Requirement:
The entries are to be returned exactly, with images left out.

Supplied material:
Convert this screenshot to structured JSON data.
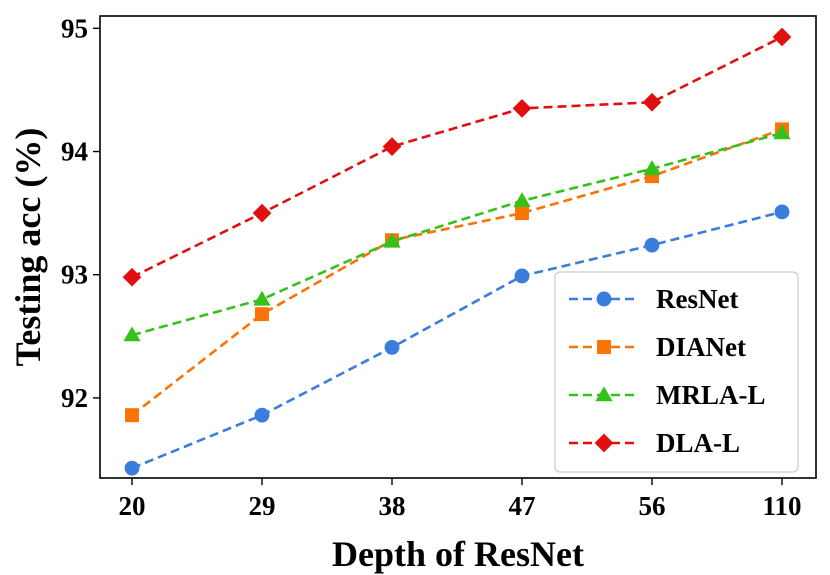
{
  "chart_data": {
    "type": "line",
    "xlabel": "Depth of ResNet",
    "ylabel": "Testing acc (%)",
    "categories": [
      "20",
      "29",
      "38",
      "47",
      "56",
      "110"
    ],
    "ylim": [
      91.35,
      95.1
    ],
    "yticks": [
      92,
      93,
      94,
      95
    ],
    "legend_position": "bottom-right",
    "series": [
      {
        "name": "ResNet",
        "color": "#3b7ddd",
        "marker": "circle",
        "values": [
          91.43,
          91.86,
          92.41,
          92.99,
          93.24,
          93.51
        ]
      },
      {
        "name": "DIANet",
        "color": "#f97306",
        "marker": "square",
        "values": [
          91.86,
          92.68,
          93.28,
          93.5,
          93.8,
          94.18
        ]
      },
      {
        "name": "MRLA-L",
        "color": "#35c11a",
        "marker": "triangle",
        "values": [
          92.51,
          92.8,
          93.27,
          93.6,
          93.86,
          94.15
        ]
      },
      {
        "name": "DLA-L",
        "color": "#e01010",
        "marker": "diamond",
        "values": [
          92.98,
          93.5,
          94.04,
          94.35,
          94.4,
          94.93
        ]
      }
    ]
  }
}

Worked answer:
Convert this screenshot to structured JSON data.
{
  "chart_data": {
    "type": "line",
    "xlabel": "Depth of ResNet",
    "ylabel": "Testing acc (%)",
    "categories": [
      "20",
      "29",
      "38",
      "47",
      "56",
      "110"
    ],
    "ylim": [
      91.35,
      95.1
    ],
    "yticks": [
      92,
      93,
      94,
      95
    ],
    "legend_position": "bottom-right",
    "series": [
      {
        "name": "ResNet",
        "color": "#3b7ddd",
        "marker": "circle",
        "values": [
          91.43,
          91.86,
          92.41,
          92.99,
          93.24,
          93.51
        ]
      },
      {
        "name": "DIANet",
        "color": "#f97306",
        "marker": "square",
        "values": [
          91.86,
          92.68,
          93.28,
          93.5,
          93.8,
          94.18
        ]
      },
      {
        "name": "MRLA-L",
        "color": "#35c11a",
        "marker": "triangle",
        "values": [
          92.51,
          92.8,
          93.27,
          93.6,
          93.86,
          94.15
        ]
      },
      {
        "name": "DLA-L",
        "color": "#e01010",
        "marker": "diamond",
        "values": [
          92.98,
          93.5,
          94.04,
          94.35,
          94.4,
          94.93
        ]
      }
    ]
  }
}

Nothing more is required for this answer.